▶ STATED EXERCISE
Your task is to copy every line of the records below that contains "content".

▶ TASK MATERIAL
^^^^

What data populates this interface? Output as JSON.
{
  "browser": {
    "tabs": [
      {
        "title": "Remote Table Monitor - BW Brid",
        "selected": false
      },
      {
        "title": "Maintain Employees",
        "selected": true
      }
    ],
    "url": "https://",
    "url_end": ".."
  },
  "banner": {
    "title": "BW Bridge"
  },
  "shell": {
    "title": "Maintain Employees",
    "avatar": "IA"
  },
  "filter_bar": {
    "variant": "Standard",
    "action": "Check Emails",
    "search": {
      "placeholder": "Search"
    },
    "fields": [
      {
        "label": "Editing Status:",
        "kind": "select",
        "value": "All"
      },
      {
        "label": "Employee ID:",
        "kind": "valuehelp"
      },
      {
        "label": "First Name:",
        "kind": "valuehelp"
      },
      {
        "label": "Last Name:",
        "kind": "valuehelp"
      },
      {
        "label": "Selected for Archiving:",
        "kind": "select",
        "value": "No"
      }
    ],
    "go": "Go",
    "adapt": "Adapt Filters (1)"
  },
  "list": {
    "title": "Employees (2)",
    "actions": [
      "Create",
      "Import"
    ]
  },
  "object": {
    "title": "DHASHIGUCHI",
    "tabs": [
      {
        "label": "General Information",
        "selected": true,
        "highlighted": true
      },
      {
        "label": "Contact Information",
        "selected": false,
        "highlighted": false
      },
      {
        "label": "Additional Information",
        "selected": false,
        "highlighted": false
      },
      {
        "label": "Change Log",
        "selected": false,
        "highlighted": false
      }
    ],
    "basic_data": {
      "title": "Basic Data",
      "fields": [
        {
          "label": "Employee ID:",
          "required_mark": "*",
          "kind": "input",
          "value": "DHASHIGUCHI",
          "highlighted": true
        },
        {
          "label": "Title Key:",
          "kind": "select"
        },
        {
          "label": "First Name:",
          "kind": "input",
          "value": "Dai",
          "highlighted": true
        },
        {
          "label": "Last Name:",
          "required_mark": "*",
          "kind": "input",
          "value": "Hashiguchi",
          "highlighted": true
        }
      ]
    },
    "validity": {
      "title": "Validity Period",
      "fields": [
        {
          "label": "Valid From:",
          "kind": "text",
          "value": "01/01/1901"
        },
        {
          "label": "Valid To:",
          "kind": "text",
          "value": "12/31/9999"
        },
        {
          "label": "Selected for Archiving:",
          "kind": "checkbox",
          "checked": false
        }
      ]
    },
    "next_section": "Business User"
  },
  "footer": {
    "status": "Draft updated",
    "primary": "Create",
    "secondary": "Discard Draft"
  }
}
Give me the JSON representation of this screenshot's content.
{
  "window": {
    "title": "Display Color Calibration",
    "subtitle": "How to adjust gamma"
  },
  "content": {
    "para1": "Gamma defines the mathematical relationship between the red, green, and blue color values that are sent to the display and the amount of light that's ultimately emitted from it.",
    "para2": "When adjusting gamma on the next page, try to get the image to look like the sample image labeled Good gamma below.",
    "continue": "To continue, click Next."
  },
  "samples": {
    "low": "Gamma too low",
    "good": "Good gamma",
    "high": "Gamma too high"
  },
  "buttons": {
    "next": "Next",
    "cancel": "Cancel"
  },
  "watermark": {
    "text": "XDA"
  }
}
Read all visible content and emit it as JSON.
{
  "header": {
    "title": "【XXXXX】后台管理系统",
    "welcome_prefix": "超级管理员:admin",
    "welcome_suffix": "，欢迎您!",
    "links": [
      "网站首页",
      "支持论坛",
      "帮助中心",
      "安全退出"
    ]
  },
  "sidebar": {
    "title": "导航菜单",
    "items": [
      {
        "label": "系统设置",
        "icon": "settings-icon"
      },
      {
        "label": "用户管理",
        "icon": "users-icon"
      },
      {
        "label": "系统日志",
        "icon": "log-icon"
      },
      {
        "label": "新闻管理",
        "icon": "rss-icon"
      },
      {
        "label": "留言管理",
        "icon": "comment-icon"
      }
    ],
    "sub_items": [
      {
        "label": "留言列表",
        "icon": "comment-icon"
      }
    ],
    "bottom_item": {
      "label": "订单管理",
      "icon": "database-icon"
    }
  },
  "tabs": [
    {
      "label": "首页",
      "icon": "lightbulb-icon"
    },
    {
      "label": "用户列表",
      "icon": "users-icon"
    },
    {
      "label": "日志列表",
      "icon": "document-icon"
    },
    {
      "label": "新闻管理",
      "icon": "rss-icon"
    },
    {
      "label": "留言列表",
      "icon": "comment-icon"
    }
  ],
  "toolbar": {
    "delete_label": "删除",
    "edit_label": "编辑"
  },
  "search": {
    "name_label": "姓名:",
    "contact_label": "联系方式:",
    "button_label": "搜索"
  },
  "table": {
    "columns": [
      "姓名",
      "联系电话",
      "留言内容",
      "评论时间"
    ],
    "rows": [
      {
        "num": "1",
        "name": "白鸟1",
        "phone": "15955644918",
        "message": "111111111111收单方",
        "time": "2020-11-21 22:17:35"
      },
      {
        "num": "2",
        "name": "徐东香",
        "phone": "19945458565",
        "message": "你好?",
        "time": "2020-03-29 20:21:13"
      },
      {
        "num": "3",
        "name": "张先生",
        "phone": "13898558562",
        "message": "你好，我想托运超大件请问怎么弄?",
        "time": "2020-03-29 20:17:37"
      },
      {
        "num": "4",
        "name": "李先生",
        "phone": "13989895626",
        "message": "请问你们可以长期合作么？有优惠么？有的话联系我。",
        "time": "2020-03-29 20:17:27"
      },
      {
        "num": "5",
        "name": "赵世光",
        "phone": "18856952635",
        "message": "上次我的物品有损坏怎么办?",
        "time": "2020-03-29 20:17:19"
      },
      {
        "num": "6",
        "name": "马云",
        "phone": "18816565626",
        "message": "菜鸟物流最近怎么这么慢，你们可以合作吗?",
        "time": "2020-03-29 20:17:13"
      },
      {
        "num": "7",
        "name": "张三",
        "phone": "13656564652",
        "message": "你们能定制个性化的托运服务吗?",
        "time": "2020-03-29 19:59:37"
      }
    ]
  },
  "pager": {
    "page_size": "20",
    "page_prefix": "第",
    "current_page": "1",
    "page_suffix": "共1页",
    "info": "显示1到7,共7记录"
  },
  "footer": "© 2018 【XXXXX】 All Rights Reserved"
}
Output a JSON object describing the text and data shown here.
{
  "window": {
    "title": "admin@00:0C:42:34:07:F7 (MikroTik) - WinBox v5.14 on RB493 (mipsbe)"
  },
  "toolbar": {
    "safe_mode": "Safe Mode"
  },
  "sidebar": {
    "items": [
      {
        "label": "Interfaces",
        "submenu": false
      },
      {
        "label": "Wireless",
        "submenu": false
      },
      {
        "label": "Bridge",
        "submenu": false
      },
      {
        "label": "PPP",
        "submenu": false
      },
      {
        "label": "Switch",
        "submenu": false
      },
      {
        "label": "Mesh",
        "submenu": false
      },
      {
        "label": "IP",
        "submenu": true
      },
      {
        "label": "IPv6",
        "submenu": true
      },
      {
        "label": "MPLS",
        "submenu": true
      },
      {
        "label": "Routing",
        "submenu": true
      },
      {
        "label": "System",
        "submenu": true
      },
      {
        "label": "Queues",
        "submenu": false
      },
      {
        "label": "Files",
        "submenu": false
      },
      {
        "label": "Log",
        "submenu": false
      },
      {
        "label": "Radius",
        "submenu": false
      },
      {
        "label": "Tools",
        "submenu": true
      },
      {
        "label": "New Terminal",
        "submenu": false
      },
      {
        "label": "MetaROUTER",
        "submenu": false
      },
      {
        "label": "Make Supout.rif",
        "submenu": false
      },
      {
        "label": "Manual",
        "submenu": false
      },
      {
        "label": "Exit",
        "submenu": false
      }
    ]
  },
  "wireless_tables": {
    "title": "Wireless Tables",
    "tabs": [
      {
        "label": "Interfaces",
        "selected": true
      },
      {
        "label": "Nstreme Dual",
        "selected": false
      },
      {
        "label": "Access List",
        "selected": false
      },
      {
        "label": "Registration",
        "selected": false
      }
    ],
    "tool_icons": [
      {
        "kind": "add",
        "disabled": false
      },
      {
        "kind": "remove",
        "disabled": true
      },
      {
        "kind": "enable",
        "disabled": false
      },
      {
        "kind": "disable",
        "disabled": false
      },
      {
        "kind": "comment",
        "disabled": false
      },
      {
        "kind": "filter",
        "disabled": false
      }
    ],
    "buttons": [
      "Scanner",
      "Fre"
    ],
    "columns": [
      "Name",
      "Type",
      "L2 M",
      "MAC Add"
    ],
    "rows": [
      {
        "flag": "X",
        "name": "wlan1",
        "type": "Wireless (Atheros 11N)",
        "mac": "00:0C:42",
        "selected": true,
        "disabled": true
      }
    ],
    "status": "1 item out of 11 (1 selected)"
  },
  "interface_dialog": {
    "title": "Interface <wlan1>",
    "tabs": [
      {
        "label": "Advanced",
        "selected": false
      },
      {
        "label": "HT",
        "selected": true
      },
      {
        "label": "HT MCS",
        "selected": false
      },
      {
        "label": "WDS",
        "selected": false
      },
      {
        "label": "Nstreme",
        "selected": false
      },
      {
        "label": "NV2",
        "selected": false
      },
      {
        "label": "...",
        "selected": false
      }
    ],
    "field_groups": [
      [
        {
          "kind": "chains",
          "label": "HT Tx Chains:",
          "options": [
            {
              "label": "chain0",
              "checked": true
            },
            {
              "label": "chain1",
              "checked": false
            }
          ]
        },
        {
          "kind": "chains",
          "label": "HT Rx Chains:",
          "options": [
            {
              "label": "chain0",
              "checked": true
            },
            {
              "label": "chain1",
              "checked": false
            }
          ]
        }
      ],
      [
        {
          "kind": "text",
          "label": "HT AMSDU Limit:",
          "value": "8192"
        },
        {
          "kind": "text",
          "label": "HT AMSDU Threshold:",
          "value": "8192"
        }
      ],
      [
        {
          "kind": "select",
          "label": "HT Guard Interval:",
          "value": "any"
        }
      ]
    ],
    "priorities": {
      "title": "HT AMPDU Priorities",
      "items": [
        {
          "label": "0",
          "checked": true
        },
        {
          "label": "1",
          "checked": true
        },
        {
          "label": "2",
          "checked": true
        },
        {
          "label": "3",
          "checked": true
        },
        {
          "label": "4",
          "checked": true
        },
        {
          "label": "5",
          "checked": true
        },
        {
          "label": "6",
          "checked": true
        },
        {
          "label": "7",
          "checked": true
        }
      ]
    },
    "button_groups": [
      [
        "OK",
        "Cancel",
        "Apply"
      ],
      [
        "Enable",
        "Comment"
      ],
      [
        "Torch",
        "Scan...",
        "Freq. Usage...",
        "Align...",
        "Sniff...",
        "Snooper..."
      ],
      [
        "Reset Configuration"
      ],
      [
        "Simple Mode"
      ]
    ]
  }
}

^^^^

▶ SOLUTION TO THIS PROBLEM
Give me the JSON representation of this screenshot's content.
  "content": {
Read all visible content and emit it as JSON.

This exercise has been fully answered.